=== Material provided ===

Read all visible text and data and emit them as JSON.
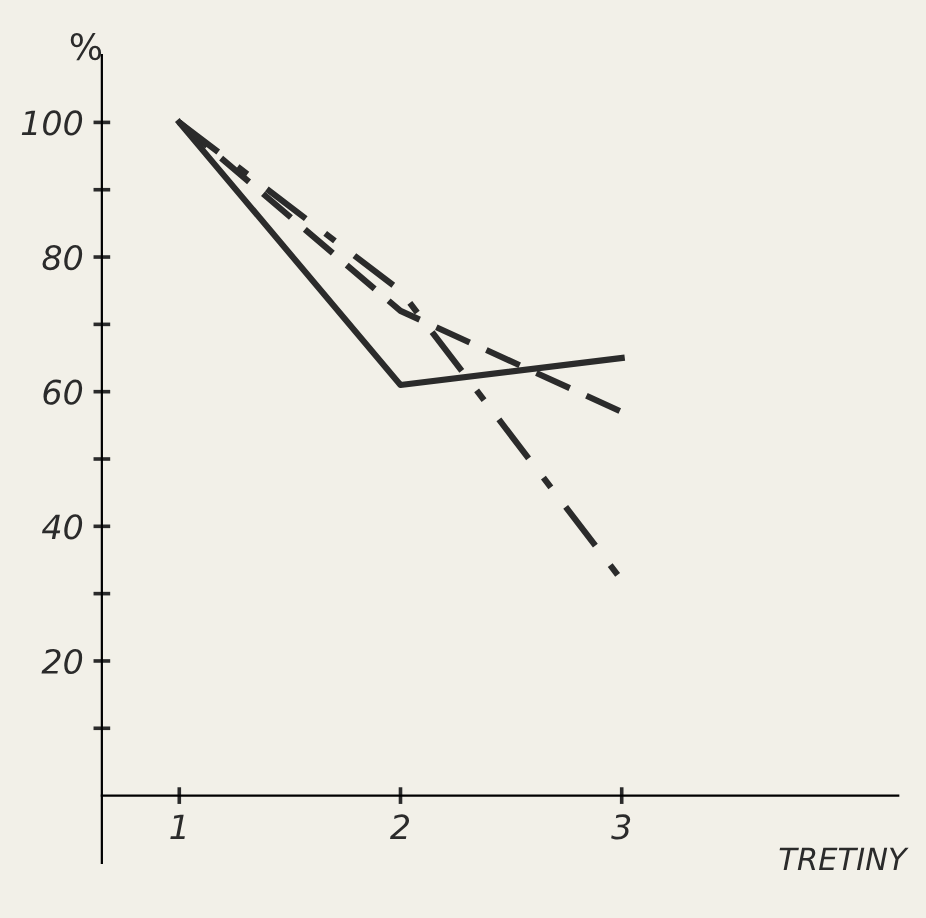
{
  "chart_data": {
    "type": "line",
    "xlabel": "TRETINY",
    "ylabel": "%",
    "x": [
      1,
      2,
      3
    ],
    "series": [
      {
        "color": "#2b2b2b",
        "values": [
          100,
          61,
          65
        ],
        "line_style": "solid"
      },
      {
        "color": "#2b2b2b",
        "values": [
          100,
          72,
          57
        ],
        "line_style": "dashed"
      },
      {
        "color": "#2b2b2b",
        "values": [
          100,
          75,
          32
        ],
        "line_style": "dashdot"
      }
    ],
    "xlim": [
      0.65,
      4.25
    ],
    "xticks": [
      1,
      2,
      3
    ],
    "ylim": [
      -10,
      110
    ],
    "yticks": [
      {
        "value": 10,
        "label": null
      },
      20,
      {
        "value": 30,
        "label": null
      },
      40,
      {
        "value": 50,
        "label": null
      },
      60,
      {
        "value": 70,
        "label": null
      },
      80,
      {
        "value": 90,
        "label": null
      },
      100
    ],
    "grid": false,
    "legend": false,
    "marker": "none"
  }
}
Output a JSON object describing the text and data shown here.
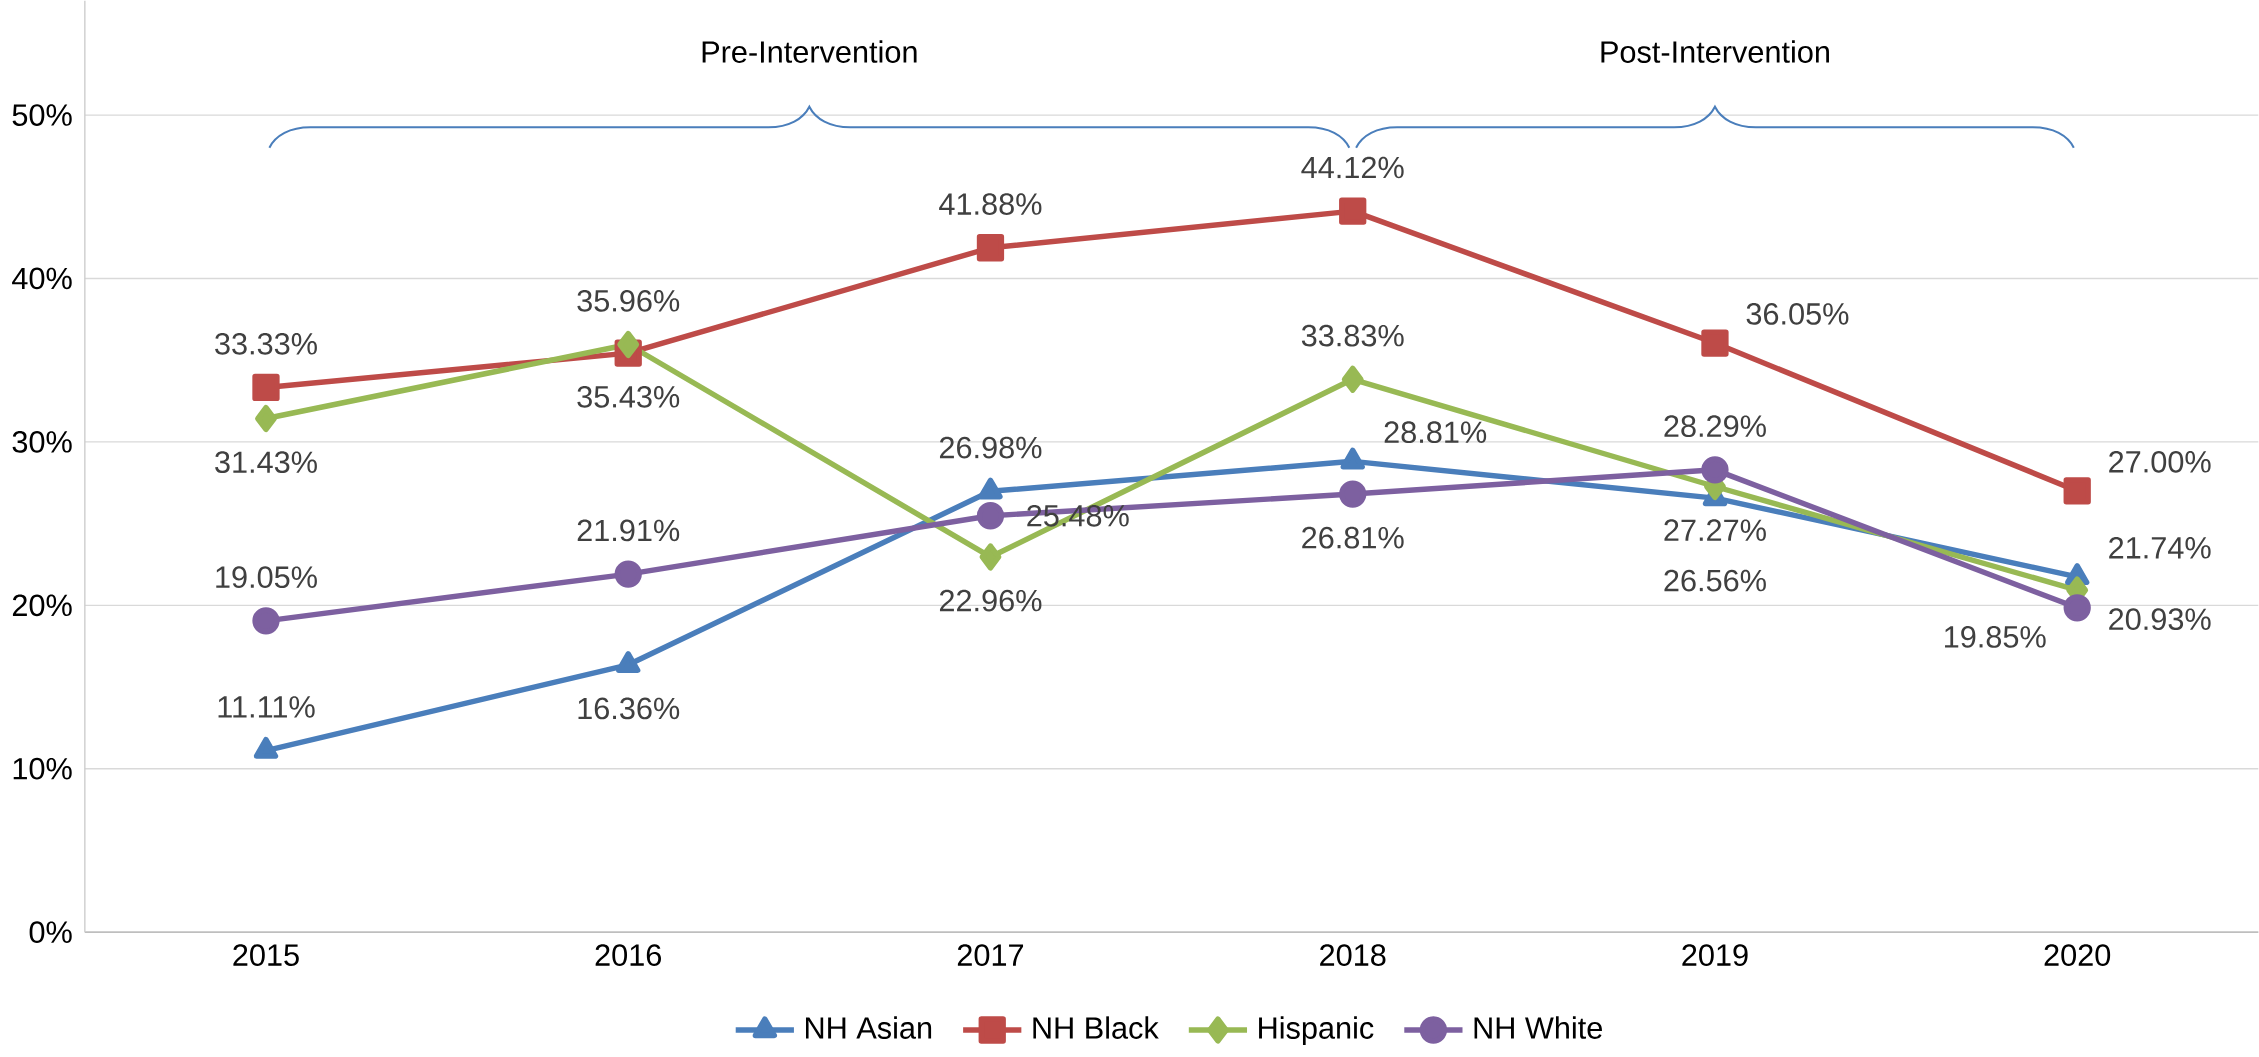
{
  "chart_data": {
    "type": "line",
    "categories": [
      "2015",
      "2016",
      "2017",
      "2018",
      "2019",
      "2020"
    ],
    "series": [
      {
        "name": "NH Asian",
        "color": "#4a7ebb",
        "marker": "triangle",
        "values": [
          11.11,
          16.36,
          26.98,
          28.81,
          26.56,
          21.74
        ],
        "value_labels": [
          "11.11%",
          "16.36%",
          "26.98%",
          "28.81%",
          "26.56%",
          "21.74%"
        ]
      },
      {
        "name": "NH Black",
        "color": "#be4b48",
        "marker": "square",
        "values": [
          33.33,
          35.43,
          41.88,
          44.12,
          36.05,
          27.0
        ],
        "value_labels": [
          "33.33%",
          "35.43%",
          "41.88%",
          "44.12%",
          "36.05%",
          "27.00%"
        ]
      },
      {
        "name": "Hispanic",
        "color": "#98b954",
        "marker": "diamond",
        "values": [
          31.43,
          35.96,
          22.96,
          33.83,
          27.27,
          20.93
        ],
        "value_labels": [
          "31.43%",
          "35.96%",
          "22.96%",
          "33.83%",
          "27.27%",
          "20.93%"
        ]
      },
      {
        "name": "NH White",
        "color": "#7d60a0",
        "marker": "circle",
        "values": [
          19.05,
          21.91,
          25.48,
          26.81,
          28.29,
          19.85
        ],
        "value_labels": [
          "19.05%",
          "21.91%",
          "25.48%",
          "26.81%",
          "28.29%",
          "19.85%"
        ]
      }
    ],
    "ylim": [
      0,
      57
    ],
    "yticks": [
      {
        "value": 0,
        "label": "0%"
      },
      {
        "value": 10,
        "label": "10%"
      },
      {
        "value": 20,
        "label": "20%"
      },
      {
        "value": 30,
        "label": "30%"
      },
      {
        "value": 40,
        "label": "40%"
      },
      {
        "value": 50,
        "label": "50%"
      }
    ],
    "annotations": [
      "Pre-Intervention",
      "Post-Intervention"
    ],
    "grid": "y",
    "legend": "bottom"
  }
}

===

→ **Instructions to follow**:
Skipping the pictures, transcribe each line above exactly as it appears.

→ **Exercise solution**:
Read all visible text and data and emit them as JSON.
{
  "chart_data": {
    "type": "line",
    "xlabel": "TRETINY",
    "ylabel": "%",
    "x": [
      1,
      2,
      3
    ],
    "series": [
      {
        "color": "#2b2b2b",
        "values": [
          100,
          61,
          65
        ],
        "line_style": "solid"
      },
      {
        "color": "#2b2b2b",
        "values": [
          100,
          72,
          57
        ],
        "line_style": "dashed"
      },
      {
        "color": "#2b2b2b",
        "values": [
          100,
          75,
          32
        ],
        "line_style": "dashdot"
      }
    ],
    "xlim": [
      0.65,
      4.25
    ],
    "xticks": [
      1,
      2,
      3
    ],
    "ylim": [
      -10,
      110
    ],
    "yticks": [
      {
        "value": 10,
        "label": null
      },
      20,
      {
        "value": 30,
        "label": null
      },
      40,
      {
        "value": 50,
        "label": null
      },
      60,
      {
        "value": 70,
        "label": null
      },
      80,
      {
        "value": 90,
        "label": null
      },
      100
    ],
    "grid": false,
    "legend": false,
    "marker": "none"
  }
}
Output a JSON object describing the text and data shown here.
{
  "chart_data": {
    "type": "line",
    "categories": [
      "2015",
      "2016",
      "2017",
      "2018",
      "2019",
      "2020"
    ],
    "series": [
      {
        "name": "NH Asian",
        "color": "#4a7ebb",
        "marker": "triangle",
        "values": [
          11.11,
          16.36,
          26.98,
          28.81,
          26.56,
          21.74
        ],
        "value_labels": [
          "11.11%",
          "16.36%",
          "26.98%",
          "28.81%",
          "26.56%",
          "21.74%"
        ]
      },
      {
        "name": "NH Black",
        "color": "#be4b48",
        "marker": "square",
        "values": [
          33.33,
          35.43,
          41.88,
          44.12,
          36.05,
          27.0
        ],
        "value_labels": [
          "33.33%",
          "35.43%",
          "41.88%",
          "44.12%",
          "36.05%",
          "27.00%"
        ]
      },
      {
        "name": "Hispanic",
        "color": "#98b954",
        "marker": "diamond",
        "values": [
          31.43,
          35.96,
          22.96,
          33.83,
          27.27,
          20.93
        ],
        "value_labels": [
          "31.43%",
          "35.96%",
          "22.96%",
          "33.83%",
          "27.27%",
          "20.93%"
        ]
      },
      {
        "name": "NH White",
        "color": "#7d60a0",
        "marker": "circle",
        "values": [
          19.05,
          21.91,
          25.48,
          26.81,
          28.29,
          19.85
        ],
        "value_labels": [
          "19.05%",
          "21.91%",
          "25.48%",
          "26.81%",
          "28.29%",
          "19.85%"
        ]
      }
    ],
    "ylim": [
      0,
      57
    ],
    "yticks": [
      {
        "value": 0,
        "label": "0%"
      },
      {
        "value": 10,
        "label": "10%"
      },
      {
        "value": 20,
        "label": "20%"
      },
      {
        "value": 30,
        "label": "30%"
      },
      {
        "value": 40,
        "label": "40%"
      },
      {
        "value": 50,
        "label": "50%"
      }
    ],
    "annotations": [
      "Pre-Intervention",
      "Post-Intervention"
    ],
    "grid": "y",
    "legend": "bottom"
  }
}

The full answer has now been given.